Note each line of the listing that contains the string "Cartier", and copy it.

Extracted data entries:
>>

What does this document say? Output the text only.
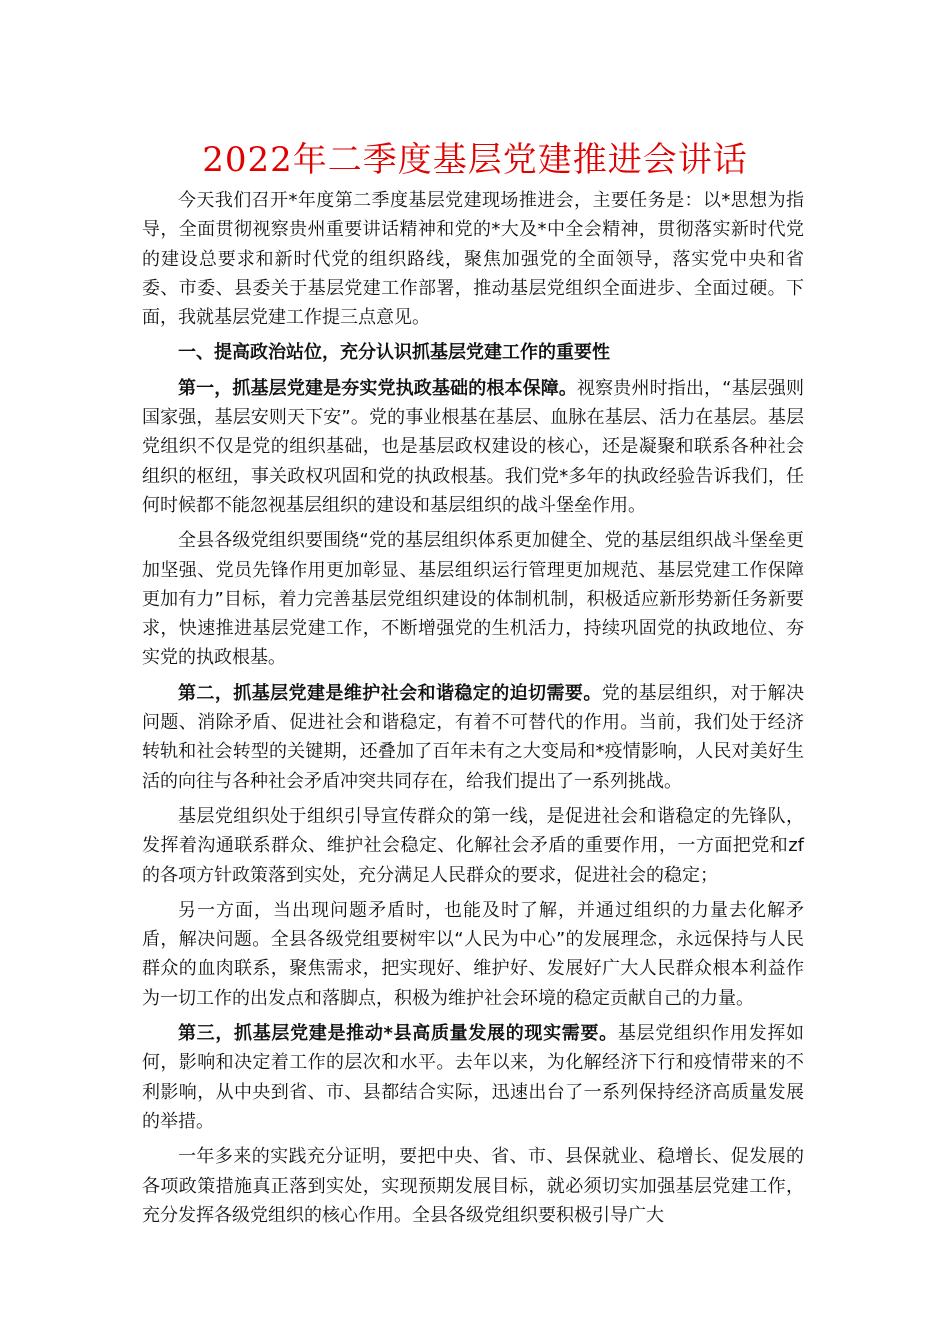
2022年二季度基层党建推进会讲话

今天我们召开*年度第二季度基层党建现场推进会，主要任务是：以*思想为指导，全面贯彻视察贵州重要讲话精神和党的*大及*中全会精神，贯彻落实新时代党的建设总要求和新时代党的组织路线，聚焦加强党的全面领导，落实党中央和省委、市委、县委关于基层党建工作部署，推动基层党组织全面进步、全面过硬。下面，我就基层党建工作提三点意见。

一、提高政治站位，充分认识抓基层党建工作的重要性

第一，抓基层党建是夯实党执政基础的根本保障。视察贵州时指出，“基层强则国家强，基层安则天下安”。党的事业根基在基层、血脉在基层、活力在基层。基层党组织不仅是党的组织基础，也是基层政权建设的核心，还是凝聚和联系各种社会组织的枢纽，事关政权巩固和党的执政根基。我们党*多年的执政经验告诉我们，任何时候都不能忽视基层组织的建设和基层组织的战斗堡垒作用。

全县各级党组织要围绕“党的基层组织体系更加健全、党的基层组织战斗堡垒更加坚强、党员先锋作用更加彰显、基层组织运行管理更加规范、基层党建工作保障更加有力”目标，着力完善基层党组织建设的体制机制，积极适应新形势新任务新要求，快速推进基层党建工作，不断增强党的生机活力，持续巩固党的执政地位、夯实党的执政根基。

第二，抓基层党建是维护社会和谐稳定的迫切需要。党的基层组织，对于解决问题、消除矛盾、促进社会和谐稳定，有着不可替代的作用。当前，我们处于经济转轨和社会转型的关键期，还叠加了百年未有之大变局和*疫情影响，人民对美好生活的向往与各种社会矛盾冲突共同存在，给我们提出了一系列挑战。

基层党组织处于组织引导宣传群众的第一线，是促进社会和谐稳定的先锋队，发挥着沟通联系群众、维护社会稳定、化解社会矛盾的重要作用，一方面把党和zf的各项方针政策落到实处，充分满足人民群众的要求，促进社会的稳定；

另一方面，当出现问题矛盾时，也能及时了解，并通过组织的力量去化解矛盾，解决问题。全县各级党组要树牢以“人民为中心”的发展理念，永远保持与人民群众的血肉联系，聚焦需求，把实现好、维护好、发展好广大人民群众根本利益作为一切工作的出发点和落脚点，积极为维护社会环境的稳定贡献自己的力量。

第三，抓基层党建是推动*县高质量发展的现实需要。基层党组织作用发挥如何，影响和决定着工作的层次和水平。去年以来，为化解经济下行和疫情带来的不利影响，从中央到省、市、县都结合实际，迅速出台了一系列保持经济高质量发展的举措。

一年多来的实践充分证明，要把中央、省、市、县保就业、稳增长、促发展的各项政策措施真正落到实处，实现预期发展目标，就必须切实加强基层党建工作，充分发挥各级党组织的核心作用。全县各级党组织要积极引导广大
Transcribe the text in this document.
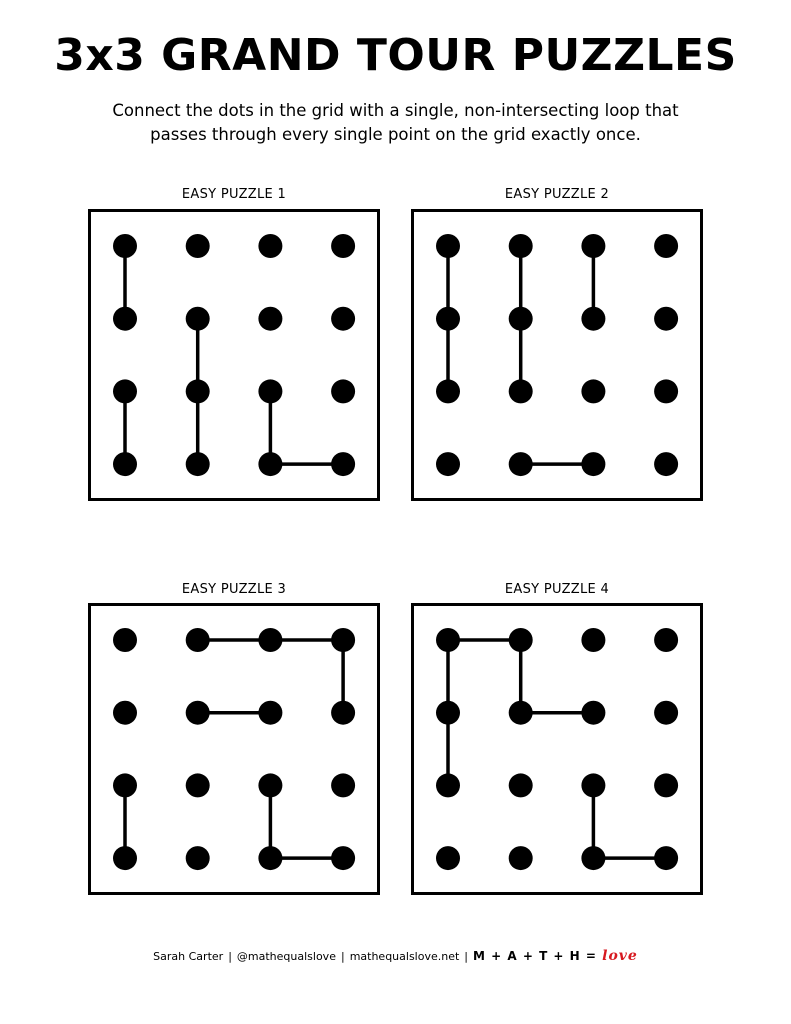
3x3 GRAND TOUR PUZZLES
Connect the dots in the grid with a single, non-intersecting loop that
passes through every single point on the grid exactly once.
EASY PUZZLE 1	EASY PUZZLE 2
EASY PUZZLE 3	EASY PUZZLE 4
Sarah Carter | @mathequalslove | mathequalslove.net | M + A + T + H = love
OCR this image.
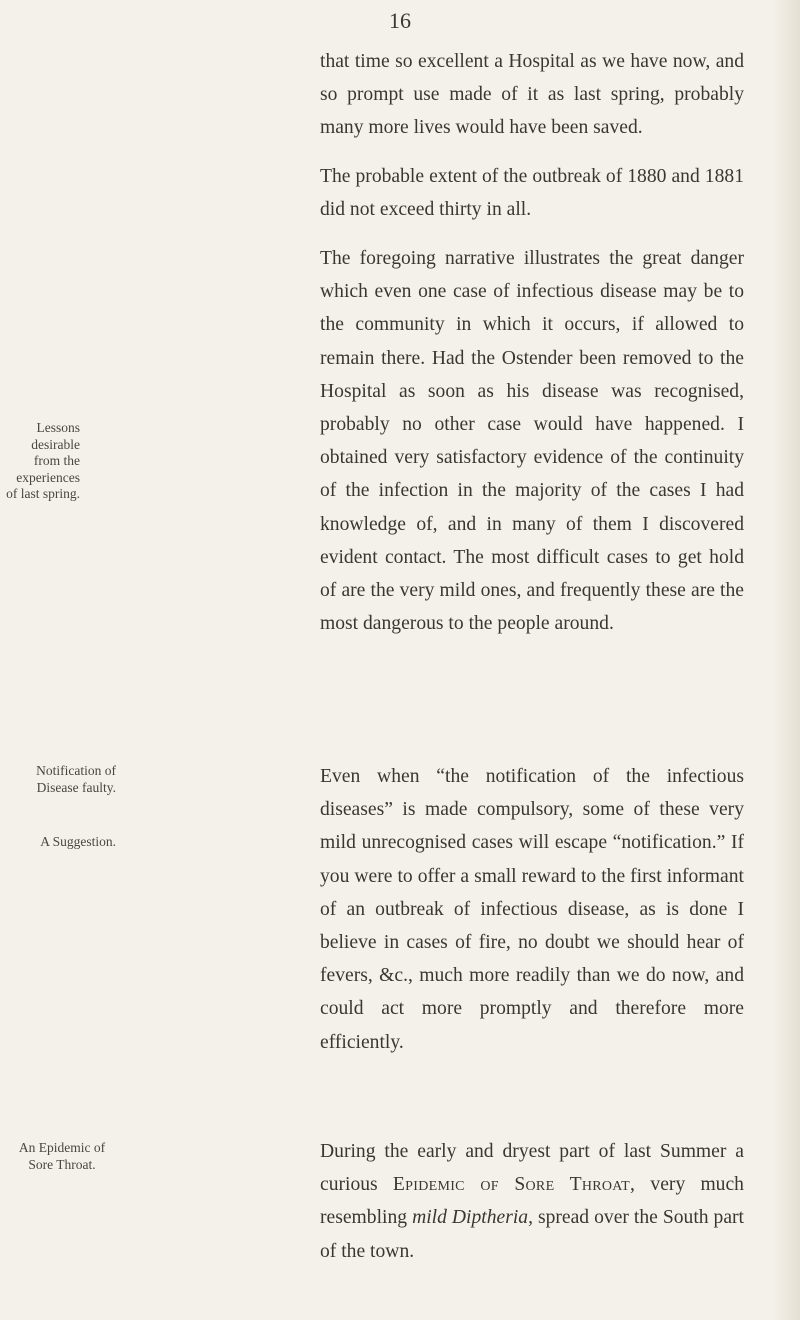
16

that time so excellent a Hospital as we have now, and so prompt use made of it as last spring, probably many more lives would have been saved.

The probable extent of the outbreak of 1880 and 1881 did not exceed thirty in all.

The foregoing narrative illustrates the great danger which even one case of infectious disease may be to the community in which it occurs, if allowed to remain there. Had the Ostender been removed to the Hospital as soon as his disease was recognised, probably no other case would have happened. I obtained very satisfactory evidence of the continuity of the infection in the majority of the cases I had knowledge of, and in many of them I discovered evident contact. The most difficult cases to get hold of are the very mild ones, and frequently these are the most dangerous to the people around.

Even when “the notification of the infectious diseases” is made compulsory, some of these very mild unrecognised cases will escape “notification.” If you were to offer a small reward to the first informant of an outbreak of infectious disease, as is done I believe in cases of fire, no doubt we should hear of fevers, &c., much more readily than we do now, and could act more promptly and therefore more efficiently.

During the early and dryest part of last Summer a curious Epidemic of Sore Throat, very much resembling mild Diptheria, spread over the South part of the town.

Lessons desirable from the experiences of last spring.
Notification of Disease faulty.
A Suggestion.
An Epidemic of Sore Throat.
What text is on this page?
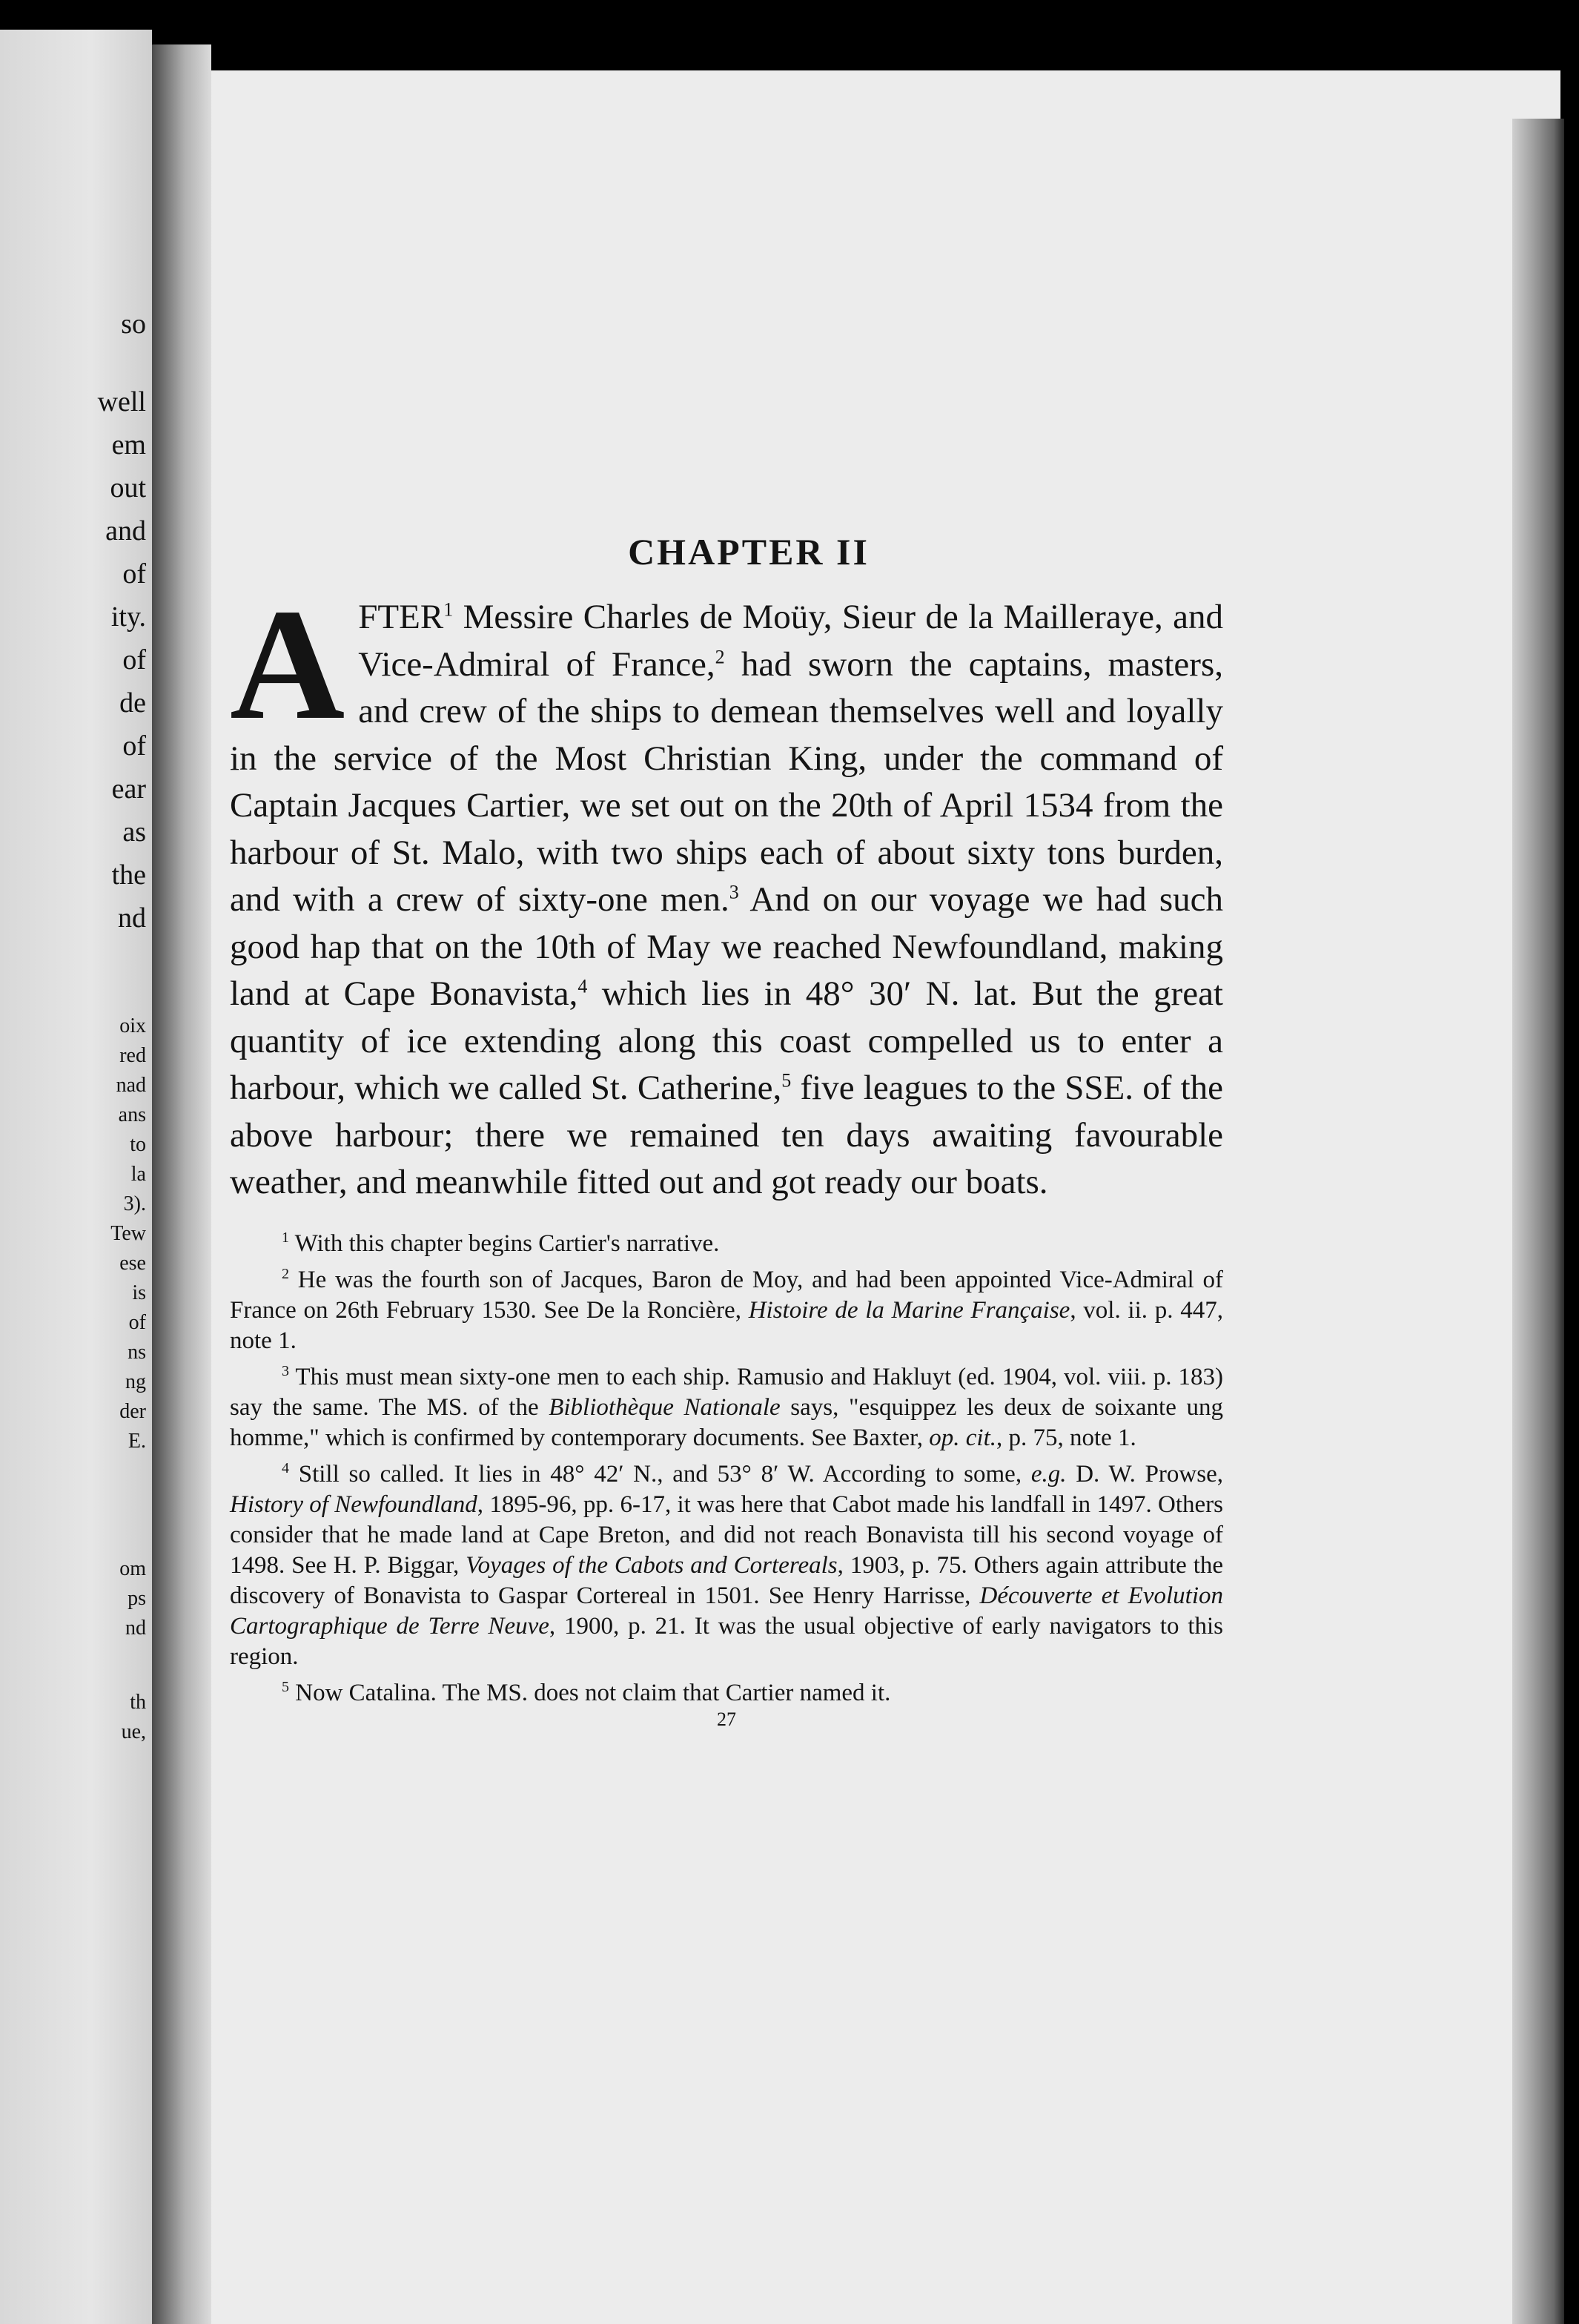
so
well
em
out
and
of
ity.
of
de
of
ear
as
the
nd
oix
red
nad
ans
to
la
3).
Tew
ese
is
of
ns
ng
der
E.
om
ps
nd
th
ue,
CHAPTER II

AFTER$^1$ Messire Charles de Moüy, Sieur de la Mailleraye, and Vice-Admiral of France,$^2$ had sworn the captains, masters, and crew of the ships to demean themselves well and loyally in the service of the Most Christian King, under the command of Captain Jacques Cartier, we set out on the 20th of April 1534 from the harbour of St. Malo, with two ships each of about sixty tons burden, and with a crew of sixty-one men.$^3$ And on our voyage we had such good hap that on the 10th of May we reached Newfoundland, making land at Cape Bonavista,$^4$ which lies in 48° 30′ N. lat. But the great quantity of ice extending along this coast compelled us to enter a harbour, which we called St. Catherine,$^5$ five leagues to the SSE. of the above harbour; there we remained ten days awaiting favourable weather, and meanwhile fitted out and got ready our boats.

$^1$ With this chapter begins Cartier's narrative.

$^2$ He was the fourth son of Jacques, Baron de Moy, and had been appointed Vice-Admiral of France on 26th February 1530. See De la Roncière, Histoire de la Marine Française, vol. ii. p. 447, note 1.

$^3$ This must mean sixty-one men to each ship. Ramusio and Hakluyt (ed. 1904, vol. viii. p. 183) say the same. The MS. of the Bibliothèque Nationale says, "esquippez les deux de soixante ung homme," which is confirmed by contemporary documents. See Baxter, op. cit., p. 75, note 1.

$^4$ Still so called. It lies in 48° 42′ N., and 53° 8′ W. According to some, e.g. D. W. Prowse, History of Newfoundland, 1895-96, pp. 6-17, it was here that Cabot made his landfall in 1497. Others consider that he made land at Cape Breton, and did not reach Bonavista till his second voyage of 1498. See H. P. Biggar, Voyages of the Cabots and Cortereals, 1903, p. 75. Others again attribute the discovery of Bonavista to Gaspar Cortereal in 1501. See Henry Harrisse, Découverte et Evolution Cartographique de Terre Neuve, 1900, p. 21. It was the usual objective of early navigators to this region.

$^5$ Now Catalina. The MS. does not claim that Cartier named it.

27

<<

**RESPONSE**
AFTER$^1$ Messire Charles de Moüy, Sieur de la Mailleraye, and Vice-Admiral of France,$^2$ had sworn the captains, masters, and crew of the ships to demean themselves well and loyally in the service of the Most Christian King, under the command of Captain Jacques Cartier, we set out on the 20th of April 1534 from the harbour of St. Malo, with two ships each of about sixty tons burden, and with a crew of sixty-one men.$^3$ And on our voyage we had such good hap that on the 10th of May we reached Newfoundland, making land at Cape Bonavista,$^4$ which lies in 48° 30′ N. lat. But the great quantity of ice extending along this coast compelled us to enter a harbour, which we called St. Catherine,$^5$ five leagues to the SSE. of the above harbour; there we remained ten days awaiting favourable weather, and meanwhile fitted out and got ready our boats.
$^1$ With this chapter begins Cartier's narrative.
$^5$ Now Catalina. The MS. does not claim that Cartier named it.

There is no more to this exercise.